[Stored entries]
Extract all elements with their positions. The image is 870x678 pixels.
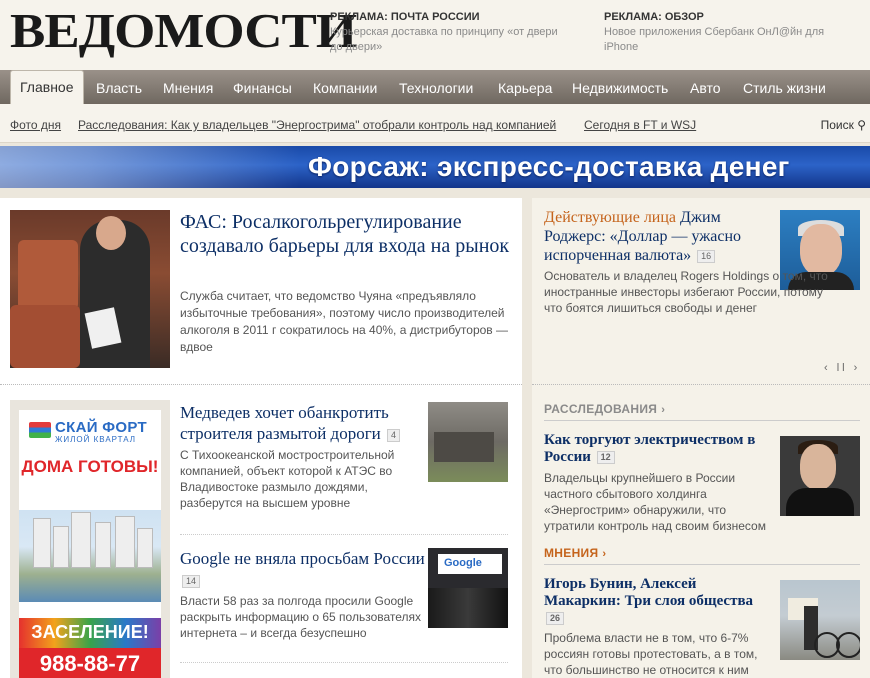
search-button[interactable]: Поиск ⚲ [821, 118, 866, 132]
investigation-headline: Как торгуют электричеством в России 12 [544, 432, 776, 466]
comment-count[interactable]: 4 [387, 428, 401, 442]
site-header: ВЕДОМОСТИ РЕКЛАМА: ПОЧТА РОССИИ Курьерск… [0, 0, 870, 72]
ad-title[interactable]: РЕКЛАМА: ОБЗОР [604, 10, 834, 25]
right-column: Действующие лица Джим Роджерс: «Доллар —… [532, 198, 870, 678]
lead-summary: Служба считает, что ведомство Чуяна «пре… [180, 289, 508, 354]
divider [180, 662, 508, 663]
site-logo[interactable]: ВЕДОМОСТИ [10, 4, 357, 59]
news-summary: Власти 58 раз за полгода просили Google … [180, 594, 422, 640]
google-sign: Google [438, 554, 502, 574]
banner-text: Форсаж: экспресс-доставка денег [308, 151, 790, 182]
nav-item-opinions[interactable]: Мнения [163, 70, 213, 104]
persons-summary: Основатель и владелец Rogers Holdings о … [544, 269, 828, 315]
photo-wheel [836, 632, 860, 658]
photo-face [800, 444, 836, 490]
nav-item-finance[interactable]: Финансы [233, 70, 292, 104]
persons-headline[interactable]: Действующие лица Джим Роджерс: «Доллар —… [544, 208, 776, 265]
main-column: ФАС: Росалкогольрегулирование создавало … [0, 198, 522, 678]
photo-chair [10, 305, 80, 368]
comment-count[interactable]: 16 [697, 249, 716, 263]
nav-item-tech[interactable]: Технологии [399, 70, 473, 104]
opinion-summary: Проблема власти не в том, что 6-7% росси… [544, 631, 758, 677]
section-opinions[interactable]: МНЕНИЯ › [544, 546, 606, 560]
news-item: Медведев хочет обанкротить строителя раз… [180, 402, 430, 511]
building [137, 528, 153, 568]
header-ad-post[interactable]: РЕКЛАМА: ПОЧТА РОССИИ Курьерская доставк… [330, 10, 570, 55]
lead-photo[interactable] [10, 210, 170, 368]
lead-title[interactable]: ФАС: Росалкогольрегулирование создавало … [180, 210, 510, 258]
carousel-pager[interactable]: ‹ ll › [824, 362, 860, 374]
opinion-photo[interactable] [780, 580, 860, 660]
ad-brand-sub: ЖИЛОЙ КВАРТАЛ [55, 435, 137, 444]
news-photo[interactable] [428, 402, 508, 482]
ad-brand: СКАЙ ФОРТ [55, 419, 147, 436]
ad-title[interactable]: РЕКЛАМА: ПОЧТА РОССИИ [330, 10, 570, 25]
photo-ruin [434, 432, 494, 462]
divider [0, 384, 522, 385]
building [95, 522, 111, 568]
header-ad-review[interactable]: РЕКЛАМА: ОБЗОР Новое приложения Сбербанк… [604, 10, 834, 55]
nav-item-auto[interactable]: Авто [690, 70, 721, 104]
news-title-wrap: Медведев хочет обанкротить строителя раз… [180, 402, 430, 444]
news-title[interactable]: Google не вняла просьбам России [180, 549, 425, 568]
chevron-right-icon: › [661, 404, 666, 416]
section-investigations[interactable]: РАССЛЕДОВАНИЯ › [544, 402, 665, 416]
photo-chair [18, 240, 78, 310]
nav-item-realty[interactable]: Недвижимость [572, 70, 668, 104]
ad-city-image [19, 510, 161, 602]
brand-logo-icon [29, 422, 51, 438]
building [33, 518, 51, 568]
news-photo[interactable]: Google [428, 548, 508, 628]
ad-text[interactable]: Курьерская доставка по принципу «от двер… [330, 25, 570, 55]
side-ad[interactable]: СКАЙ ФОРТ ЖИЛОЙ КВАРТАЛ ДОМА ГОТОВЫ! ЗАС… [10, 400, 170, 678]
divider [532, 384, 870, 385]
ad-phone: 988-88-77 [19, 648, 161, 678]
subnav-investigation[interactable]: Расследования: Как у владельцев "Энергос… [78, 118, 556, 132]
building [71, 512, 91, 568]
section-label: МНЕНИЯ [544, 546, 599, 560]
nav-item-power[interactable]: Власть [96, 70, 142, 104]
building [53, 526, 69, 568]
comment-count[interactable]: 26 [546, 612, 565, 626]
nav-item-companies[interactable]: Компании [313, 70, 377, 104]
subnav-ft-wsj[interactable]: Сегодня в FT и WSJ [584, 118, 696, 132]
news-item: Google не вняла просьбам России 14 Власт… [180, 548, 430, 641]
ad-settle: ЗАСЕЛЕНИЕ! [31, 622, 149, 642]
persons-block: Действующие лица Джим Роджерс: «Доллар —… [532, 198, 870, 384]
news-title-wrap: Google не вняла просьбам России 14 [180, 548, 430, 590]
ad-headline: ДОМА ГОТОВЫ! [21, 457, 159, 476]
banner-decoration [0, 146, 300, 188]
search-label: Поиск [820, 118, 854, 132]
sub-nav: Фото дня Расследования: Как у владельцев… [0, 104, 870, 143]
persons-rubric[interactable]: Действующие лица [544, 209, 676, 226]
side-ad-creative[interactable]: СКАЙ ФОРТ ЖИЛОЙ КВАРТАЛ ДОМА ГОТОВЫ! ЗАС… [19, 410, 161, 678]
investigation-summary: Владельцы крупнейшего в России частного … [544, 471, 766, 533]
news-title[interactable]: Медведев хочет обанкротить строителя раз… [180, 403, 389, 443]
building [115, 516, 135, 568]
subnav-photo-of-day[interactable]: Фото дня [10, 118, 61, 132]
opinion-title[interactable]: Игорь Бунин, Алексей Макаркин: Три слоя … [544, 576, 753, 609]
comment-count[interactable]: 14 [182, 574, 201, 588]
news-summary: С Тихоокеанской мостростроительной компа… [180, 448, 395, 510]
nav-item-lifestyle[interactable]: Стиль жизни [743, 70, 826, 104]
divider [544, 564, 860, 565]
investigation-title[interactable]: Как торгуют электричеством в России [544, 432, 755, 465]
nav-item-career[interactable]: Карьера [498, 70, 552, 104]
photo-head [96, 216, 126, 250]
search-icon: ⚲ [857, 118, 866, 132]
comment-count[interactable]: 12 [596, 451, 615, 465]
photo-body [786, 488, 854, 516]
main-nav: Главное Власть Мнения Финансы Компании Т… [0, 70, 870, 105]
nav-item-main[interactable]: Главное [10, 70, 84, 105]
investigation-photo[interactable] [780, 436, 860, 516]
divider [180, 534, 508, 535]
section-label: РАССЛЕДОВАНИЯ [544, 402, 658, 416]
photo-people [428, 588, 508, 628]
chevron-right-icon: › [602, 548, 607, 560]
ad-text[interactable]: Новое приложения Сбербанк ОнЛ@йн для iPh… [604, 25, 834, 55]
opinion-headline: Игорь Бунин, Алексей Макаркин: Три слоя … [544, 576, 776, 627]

DIRECTION:
Rewrite all of the stored entries, changing every "divider" to "separator" and leaving everything else as it is. Omit the pictures from your answer.

CORRECT ANSWER:
Extract all elements with their positions. The image is 870x678 pixels.
search-button[interactable]: Поиск ⚲ [821, 118, 866, 132]
investigation-headline: Как торгуют электричеством в России 12 [544, 432, 776, 466]
comment-count[interactable]: 4 [387, 428, 401, 442]
site-header: ВЕДОМОСТИ РЕКЛАМА: ПОЧТА РОССИИ Курьерск… [0, 0, 870, 72]
ad-title[interactable]: РЕКЛАМА: ОБЗОР [604, 10, 834, 25]
right-column: Действующие лица Джим Роджерс: «Доллар —… [532, 198, 870, 678]
lead-summary: Служба считает, что ведомство Чуяна «пре… [180, 289, 508, 354]
separator [180, 662, 508, 663]
site-logo[interactable]: ВЕДОМОСТИ [10, 4, 357, 59]
news-summary: Власти 58 раз за полгода просили Google … [180, 594, 422, 640]
google-sign: Google [438, 554, 502, 574]
banner-text: Форсаж: экспресс-доставка денег [308, 151, 790, 182]
nav-item-opinions[interactable]: Мнения [163, 70, 213, 104]
persons-summary: Основатель и владелец Rogers Holdings о … [544, 269, 828, 315]
photo-wheel [836, 632, 860, 658]
photo-face [800, 444, 836, 490]
nav-item-finance[interactable]: Финансы [233, 70, 292, 104]
persons-headline[interactable]: Действующие лица Джим Роджерс: «Доллар —… [544, 208, 776, 265]
main-column: ФАС: Росалкогольрегулирование создавало … [0, 198, 522, 678]
photo-chair [10, 305, 80, 368]
comment-count[interactable]: 16 [697, 249, 716, 263]
nav-item-tech[interactable]: Технологии [399, 70, 473, 104]
opinion-summary: Проблема власти не в том, что 6-7% росси… [544, 631, 758, 677]
section-opinions[interactable]: МНЕНИЯ › [544, 546, 606, 560]
news-item: Медведев хочет обанкротить строителя раз… [180, 402, 430, 511]
building [137, 528, 153, 568]
header-ad-post[interactable]: РЕКЛАМА: ПОЧТА РОССИИ Курьерская доставк… [330, 10, 570, 55]
lead-photo[interactable] [10, 210, 170, 368]
lead-title[interactable]: ФАС: Росалкогольрегулирование создавало … [180, 210, 510, 258]
carousel-pager[interactable]: ‹ ll › [824, 362, 860, 374]
opinion-photo[interactable] [780, 580, 860, 660]
ad-brand-sub: ЖИЛОЙ КВАРТАЛ [55, 435, 137, 444]
news-photo[interactable] [428, 402, 508, 482]
ad-brand: СКАЙ ФОРТ [55, 419, 147, 436]
ad-title[interactable]: РЕКЛАМА: ПОЧТА РОССИИ [330, 10, 570, 25]
photo-ruin [434, 432, 494, 462]
separator [0, 384, 522, 385]
building [95, 522, 111, 568]
header-ad-review[interactable]: РЕКЛАМА: ОБЗОР Новое приложения Сбербанк… [604, 10, 834, 55]
nav-item-auto[interactable]: Авто [690, 70, 721, 104]
news-title-wrap: Медведев хочет обанкротить строителя раз… [180, 402, 430, 444]
news-title[interactable]: Google не вняла просьбам России [180, 549, 425, 568]
chevron-right-icon: › [661, 404, 666, 416]
section-investigations[interactable]: РАССЛЕДОВАНИЯ › [544, 402, 665, 416]
photo-chair [18, 240, 78, 310]
nav-item-realty[interactable]: Недвижимость [572, 70, 668, 104]
ad-city-image [19, 510, 161, 602]
brand-logo-icon [29, 422, 51, 438]
building [33, 518, 51, 568]
news-photo[interactable]: Google [428, 548, 508, 628]
ad-text[interactable]: Курьерская доставка по принципу «от двер… [330, 25, 570, 55]
side-ad[interactable]: СКАЙ ФОРТ ЖИЛОЙ КВАРТАЛ ДОМА ГОТОВЫ! ЗАС… [10, 400, 170, 678]
separator [532, 384, 870, 385]
ad-phone: 988-88-77 [19, 648, 161, 678]
subnav-investigation[interactable]: Расследования: Как у владельцев "Энергос… [78, 118, 556, 132]
building [71, 512, 91, 568]
section-label: МНЕНИЯ [544, 546, 599, 560]
nav-item-power[interactable]: Власть [96, 70, 142, 104]
building [53, 526, 69, 568]
comment-count[interactable]: 26 [546, 612, 565, 626]
nav-item-companies[interactable]: Компании [313, 70, 377, 104]
subnav-ft-wsj[interactable]: Сегодня в FT и WSJ [584, 118, 696, 132]
news-item: Google не вняла просьбам России 14 Власт… [180, 548, 430, 641]
ad-settle: ЗАСЕЛЕНИЕ! [31, 622, 149, 642]
persons-block: Действующие лица Джим Роджерс: «Доллар —… [532, 198, 870, 384]
news-title-wrap: Google не вняла просьбам России 14 [180, 548, 430, 590]
ad-headline: ДОМА ГОТОВЫ! [21, 457, 159, 476]
banner-decoration [0, 146, 300, 188]
search-label: Поиск [820, 118, 854, 132]
sub-nav: Фото дня Расследования: Как у владельцев… [0, 104, 870, 143]
persons-rubric[interactable]: Действующие лица [544, 209, 676, 226]
side-ad-creative[interactable]: СКАЙ ФОРТ ЖИЛОЙ КВАРТАЛ ДОМА ГОТОВЫ! ЗАС… [19, 410, 161, 678]
investigation-summary: Владельцы крупнейшего в России частного … [544, 471, 766, 533]
news-title[interactable]: Медведев хочет обанкротить строителя раз… [180, 403, 389, 443]
building [115, 516, 135, 568]
subnav-photo-of-day[interactable]: Фото дня [10, 118, 61, 132]
opinion-title[interactable]: Игорь Бунин, Алексей Макаркин: Три слоя … [544, 576, 753, 609]
comment-count[interactable]: 14 [182, 574, 201, 588]
news-summary: С Тихоокеанской мостростроительной компа… [180, 448, 395, 510]
nav-item-lifestyle[interactable]: Стиль жизни [743, 70, 826, 104]
separator [544, 564, 860, 565]
investigation-title[interactable]: Как торгуют электричеством в России [544, 432, 755, 465]
nav-item-career[interactable]: Карьера [498, 70, 552, 104]
photo-head [96, 216, 126, 250]
search-icon: ⚲ [857, 118, 866, 132]
comment-count[interactable]: 12 [596, 451, 615, 465]
photo-body [786, 488, 854, 516]
main-nav: Главное Власть Мнения Финансы Компании Т… [0, 70, 870, 105]
nav-item-main[interactable]: Главное [10, 70, 84, 105]
investigation-photo[interactable] [780, 436, 860, 516]
separator [180, 534, 508, 535]
section-label: РАССЛЕДОВАНИЯ [544, 402, 658, 416]
photo-people [428, 588, 508, 628]
chevron-right-icon: › [602, 548, 607, 560]
ad-text[interactable]: Новое приложения Сбербанк ОнЛ@йн для iPh… [604, 25, 834, 55]
opinion-headline: Игорь Бунин, Алексей Макаркин: Три слоя … [544, 576, 776, 627]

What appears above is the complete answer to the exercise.